→ **Given task**:
In the entries below, find every line with "anni" and copy it.

→ **Exercise data**:
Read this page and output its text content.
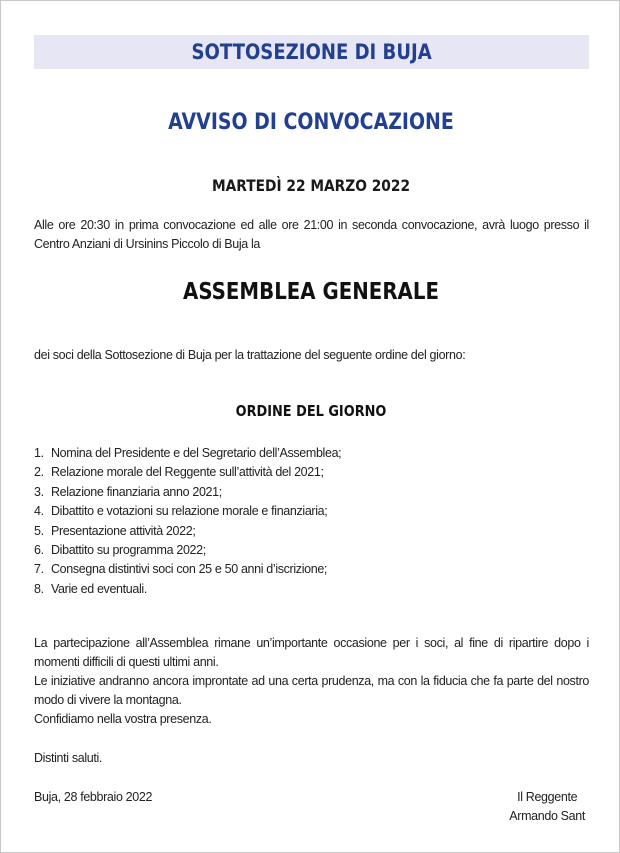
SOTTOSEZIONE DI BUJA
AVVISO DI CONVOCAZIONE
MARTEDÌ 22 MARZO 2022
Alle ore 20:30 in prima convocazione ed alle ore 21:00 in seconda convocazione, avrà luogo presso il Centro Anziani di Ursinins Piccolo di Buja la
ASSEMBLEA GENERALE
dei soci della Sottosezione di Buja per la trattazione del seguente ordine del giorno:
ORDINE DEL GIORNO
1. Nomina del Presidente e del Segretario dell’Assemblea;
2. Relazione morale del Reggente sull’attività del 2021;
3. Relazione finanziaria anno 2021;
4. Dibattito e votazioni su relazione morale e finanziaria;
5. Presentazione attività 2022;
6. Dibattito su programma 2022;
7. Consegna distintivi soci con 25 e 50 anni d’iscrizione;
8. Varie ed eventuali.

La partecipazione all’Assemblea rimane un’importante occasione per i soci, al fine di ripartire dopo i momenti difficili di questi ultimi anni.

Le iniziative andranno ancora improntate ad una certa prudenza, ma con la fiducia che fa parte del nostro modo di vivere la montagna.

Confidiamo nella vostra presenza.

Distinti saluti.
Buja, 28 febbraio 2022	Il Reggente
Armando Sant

* * *

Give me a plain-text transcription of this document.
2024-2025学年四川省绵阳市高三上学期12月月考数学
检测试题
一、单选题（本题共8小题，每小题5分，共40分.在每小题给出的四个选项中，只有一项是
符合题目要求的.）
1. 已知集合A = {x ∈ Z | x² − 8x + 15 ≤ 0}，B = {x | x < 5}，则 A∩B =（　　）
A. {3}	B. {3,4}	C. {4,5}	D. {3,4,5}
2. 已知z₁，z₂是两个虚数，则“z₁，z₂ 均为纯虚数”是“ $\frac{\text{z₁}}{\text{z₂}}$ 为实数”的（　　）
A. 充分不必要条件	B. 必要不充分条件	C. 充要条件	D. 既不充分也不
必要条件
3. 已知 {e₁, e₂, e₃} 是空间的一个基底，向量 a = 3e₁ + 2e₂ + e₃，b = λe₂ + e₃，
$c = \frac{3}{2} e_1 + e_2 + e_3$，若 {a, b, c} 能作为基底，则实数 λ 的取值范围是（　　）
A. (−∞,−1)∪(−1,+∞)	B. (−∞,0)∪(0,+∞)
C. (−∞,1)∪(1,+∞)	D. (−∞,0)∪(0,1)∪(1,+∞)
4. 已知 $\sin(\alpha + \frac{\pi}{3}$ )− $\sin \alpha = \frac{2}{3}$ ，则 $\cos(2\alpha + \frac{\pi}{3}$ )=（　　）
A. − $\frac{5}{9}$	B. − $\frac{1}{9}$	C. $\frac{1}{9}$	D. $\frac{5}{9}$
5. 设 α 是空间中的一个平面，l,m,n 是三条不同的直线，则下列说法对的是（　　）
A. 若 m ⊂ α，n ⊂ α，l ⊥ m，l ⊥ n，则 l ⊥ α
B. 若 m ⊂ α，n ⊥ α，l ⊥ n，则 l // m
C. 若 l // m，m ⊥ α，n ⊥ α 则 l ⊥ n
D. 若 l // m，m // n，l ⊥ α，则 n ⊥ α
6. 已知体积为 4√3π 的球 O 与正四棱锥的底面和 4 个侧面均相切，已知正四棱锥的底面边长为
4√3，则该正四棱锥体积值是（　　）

→ **Output of the exercise**:
7. Consegna distintivi soci con 25 e 50 anni d’iscrizione;
La partecipazione all’Assemblea rimane un’importante occasione per i soci, al fine di ripartire dopo i momenti difficili di questi ultimi anni.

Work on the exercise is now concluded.